#### Problem to solve
Copy out the data verbatim from the line with "quote-text: I want" to the line with "more-quotes-button[interactable]: + 1", both included.

#### Data shown
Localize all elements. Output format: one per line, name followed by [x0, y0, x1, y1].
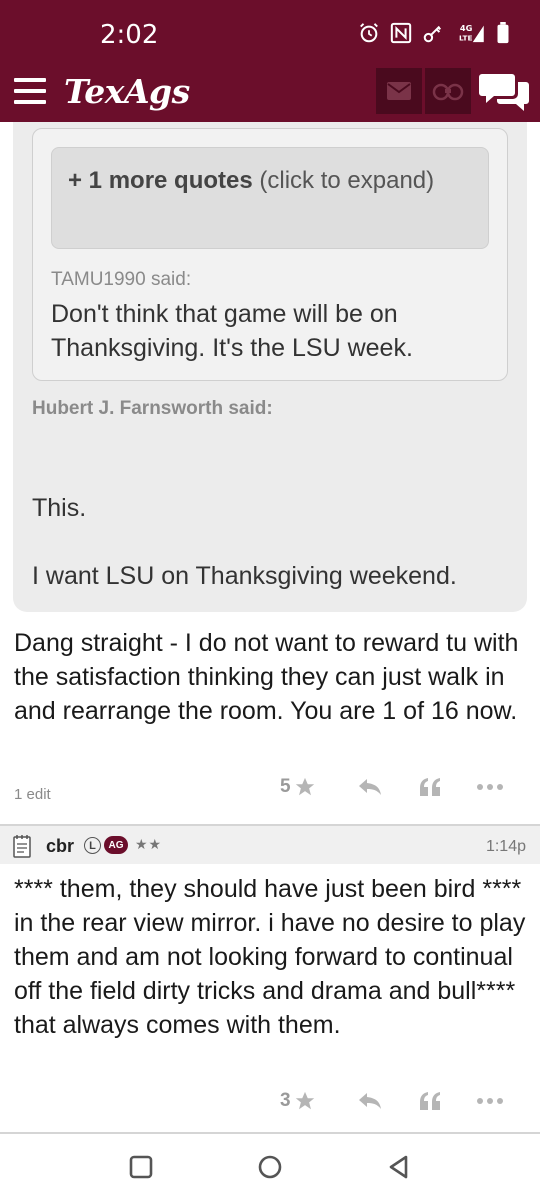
quote-text: I want LSU on Thanksgiving weekend. [32, 562, 457, 590]
recents-icon [129, 1155, 153, 1179]
more-quotes-hint: (click to expand) [252, 167, 435, 194]
quote-text: This. [32, 494, 87, 522]
inner-quote: + 1 more quotes (click to expand) TAMU19… [32, 128, 508, 381]
like-count: 5 [280, 776, 291, 797]
post-header: cbr L AG ★★ 1:14p [0, 824, 540, 864]
status-time: 2:02 [100, 20, 159, 50]
like-button[interactable]: 3 [280, 1090, 340, 1112]
post-actions: 3 [280, 1086, 520, 1116]
signal-icon: 4GLTE [459, 23, 484, 42]
binoculars-icon [432, 83, 464, 101]
more-options-button[interactable] [460, 784, 520, 790]
back-button[interactable] [384, 1152, 414, 1182]
quote-icon [420, 1092, 440, 1110]
more-quotes-label: + 1 more quotes [68, 167, 253, 194]
ellipsis-icon [477, 784, 503, 790]
rank-stars: ★★ [135, 836, 163, 852]
more-quotes-button[interactable]: + 1 more quotes (click to expand) [51, 147, 489, 249]
quote-button[interactable] [400, 1090, 460, 1112]
quote-author: TAMU1990 said: [51, 269, 192, 290]
post-body: **** them, they should have just been bi… [14, 875, 526, 1039]
more-options-button[interactable] [460, 1098, 520, 1104]
quote-icon [420, 778, 440, 796]
post-body: Dang straight - I do not want to reward … [14, 629, 519, 725]
svg-text:LTE: LTE [459, 33, 472, 42]
battery-icon [497, 22, 509, 44]
app-header: TexAgs [0, 62, 540, 122]
home-icon [258, 1155, 282, 1179]
nfc-icon [390, 22, 412, 44]
star-icon [295, 1091, 314, 1110]
svg-text:4G: 4G [460, 23, 473, 33]
reply-button[interactable] [340, 777, 400, 797]
username[interactable]: cbr [46, 836, 74, 857]
ellipsis-icon [477, 1098, 503, 1104]
back-icon [389, 1155, 408, 1179]
reply-button[interactable] [340, 1091, 400, 1111]
mail-icon [387, 82, 411, 100]
like-count: 3 [280, 1090, 291, 1111]
notepad-icon [13, 835, 31, 858]
quote-button[interactable] [400, 776, 460, 798]
post-actions: 5 [280, 772, 520, 802]
outer-quote: + 1 more quotes (click to expand) TAMU19… [13, 122, 527, 612]
status-bar: 2:02 4G LTE [0, 0, 540, 62]
badge-ag: AG [104, 836, 128, 854]
recents-button[interactable] [126, 1152, 156, 1182]
chat-icon[interactable] [478, 70, 530, 114]
alarm-icon [360, 23, 378, 43]
watch-button[interactable] [425, 68, 471, 114]
post-time[interactable]: 1:14p [486, 838, 526, 856]
home-button[interactable] [255, 1152, 285, 1182]
quote-author: Hubert J. Farnsworth said: [32, 398, 273, 419]
menu-icon[interactable] [14, 78, 46, 104]
star-icon [295, 777, 314, 796]
reply-icon [359, 1093, 381, 1109]
like-button[interactable]: 5 [280, 776, 340, 798]
key-icon [423, 25, 442, 43]
site-logo[interactable]: TexAgs [64, 72, 190, 111]
badge-l: L [84, 837, 101, 854]
quote-text: Don't think that game will be on Thanksg… [51, 300, 413, 362]
status-icons: 4G LTE [358, 22, 510, 44]
system-nav-bar [0, 1134, 540, 1200]
edit-note[interactable]: 1 edit [14, 786, 51, 803]
reply-icon [359, 779, 381, 795]
mail-button[interactable] [376, 68, 422, 114]
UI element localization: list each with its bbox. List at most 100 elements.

#### Complete answer
quote-text: I want LSU on Thanksgiving weekend. [32, 562, 457, 590]
recents-icon [129, 1155, 153, 1179]
more-quotes-hint: (click to expand) [252, 167, 435, 194]
quote-text: This. [32, 494, 87, 522]
inner-quote: + 1 more quotes (click to expand) TAMU19… [32, 128, 508, 381]
like-count: 5 [280, 776, 291, 797]
post-header: cbr L AG ★★ 1:14p [0, 824, 540, 864]
status-time: 2:02 [100, 20, 159, 50]
like-button[interactable]: 3 [280, 1090, 340, 1112]
post-actions: 3 [280, 1086, 520, 1116]
signal-icon: 4GLTE [459, 23, 484, 42]
binoculars-icon [432, 83, 464, 101]
more-options-button[interactable] [460, 784, 520, 790]
back-button[interactable] [384, 1152, 414, 1182]
quote-icon [420, 1092, 440, 1110]
more-quotes-label: + 1 more quotes [68, 167, 253, 194]
ellipsis-icon [477, 784, 503, 790]
rank-stars: ★★ [135, 836, 163, 852]
more-quotes-button[interactable]: + 1 more quotes (click to expand) [51, 147, 489, 249]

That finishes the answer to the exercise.